(Data records)
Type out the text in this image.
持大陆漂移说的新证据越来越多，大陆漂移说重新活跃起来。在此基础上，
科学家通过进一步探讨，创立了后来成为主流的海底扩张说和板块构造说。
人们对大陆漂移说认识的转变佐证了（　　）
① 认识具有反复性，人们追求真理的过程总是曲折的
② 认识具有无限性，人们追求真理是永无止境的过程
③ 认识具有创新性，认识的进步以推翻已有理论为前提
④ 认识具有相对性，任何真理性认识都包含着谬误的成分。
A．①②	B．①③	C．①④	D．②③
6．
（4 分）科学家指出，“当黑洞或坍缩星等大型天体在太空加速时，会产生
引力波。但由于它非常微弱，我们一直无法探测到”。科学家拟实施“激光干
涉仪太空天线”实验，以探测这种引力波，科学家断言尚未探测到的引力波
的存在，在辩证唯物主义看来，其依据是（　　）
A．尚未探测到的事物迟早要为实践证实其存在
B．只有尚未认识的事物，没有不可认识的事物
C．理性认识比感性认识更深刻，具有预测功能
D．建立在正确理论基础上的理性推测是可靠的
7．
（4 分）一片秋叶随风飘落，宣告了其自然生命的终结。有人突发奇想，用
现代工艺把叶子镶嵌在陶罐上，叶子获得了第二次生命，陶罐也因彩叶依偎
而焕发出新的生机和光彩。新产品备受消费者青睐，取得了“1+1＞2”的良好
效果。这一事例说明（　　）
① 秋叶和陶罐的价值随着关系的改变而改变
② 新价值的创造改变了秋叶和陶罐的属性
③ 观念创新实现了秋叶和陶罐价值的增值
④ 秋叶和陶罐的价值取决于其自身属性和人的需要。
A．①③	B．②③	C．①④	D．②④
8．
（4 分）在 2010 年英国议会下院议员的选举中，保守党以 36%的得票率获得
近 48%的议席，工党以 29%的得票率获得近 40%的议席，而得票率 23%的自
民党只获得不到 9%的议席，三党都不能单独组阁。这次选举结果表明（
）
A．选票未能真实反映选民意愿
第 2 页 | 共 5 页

* [Requirements]
Copy every line verbatim.

* [Result of the exercise]
Type out the text in this image.
持大陆漂移说的新证据越来越多，大陆漂移说重新活跃起来。在此基础上，
科学家通过进一步探讨，创立了后来成为主流的海底扩张说和板块构造说。
人们对大陆漂移说认识的转变佐证了（　　）
① 认识具有反复性，人们追求真理的过程总是曲折的
② 认识具有无限性，人们追求真理是永无止境的过程
③ 认识具有创新性，认识的进步以推翻已有理论为前提
④ 认识具有相对性，任何真理性认识都包含着谬误的成分。
A．①②	B．①③	C．①④	D．②③
6．
（4 分）科学家指出，“当黑洞或坍缩星等大型天体在太空加速时，会产生
引力波。但由于它非常微弱，我们一直无法探测到”。科学家拟实施“激光干
涉仪太空天线”实验，以探测这种引力波，科学家断言尚未探测到的引力波
的存在，在辩证唯物主义看来，其依据是（　　）
A．尚未探测到的事物迟早要为实践证实其存在
B．只有尚未认识的事物，没有不可认识的事物
C．理性认识比感性认识更深刻，具有预测功能
D．建立在正确理论基础上的理性推测是可靠的
7．
（4 分）一片秋叶随风飘落，宣告了其自然生命的终结。有人突发奇想，用
现代工艺把叶子镶嵌在陶罐上，叶子获得了第二次生命，陶罐也因彩叶依偎
而焕发出新的生机和光彩。新产品备受消费者青睐，取得了“1+1＞2”的良好
效果。这一事例说明（　　）
① 秋叶和陶罐的价值随着关系的改变而改变
② 新价值的创造改变了秋叶和陶罐的属性
③ 观念创新实现了秋叶和陶罐价值的增值
④ 秋叶和陶罐的价值取决于其自身属性和人的需要。
A．①③	B．②③	C．①④	D．②④
8．
（4 分）在 2010 年英国议会下院议员的选举中，保守党以 36%的得票率获得
近 48%的议席，工党以 29%的得票率获得近 40%的议席，而得票率 23%的自
民党只获得不到 9%的议席，三党都不能单独组阁。这次选举结果表明（
）
A．选票未能真实反映选民意愿
第 2 页 | 共 5 页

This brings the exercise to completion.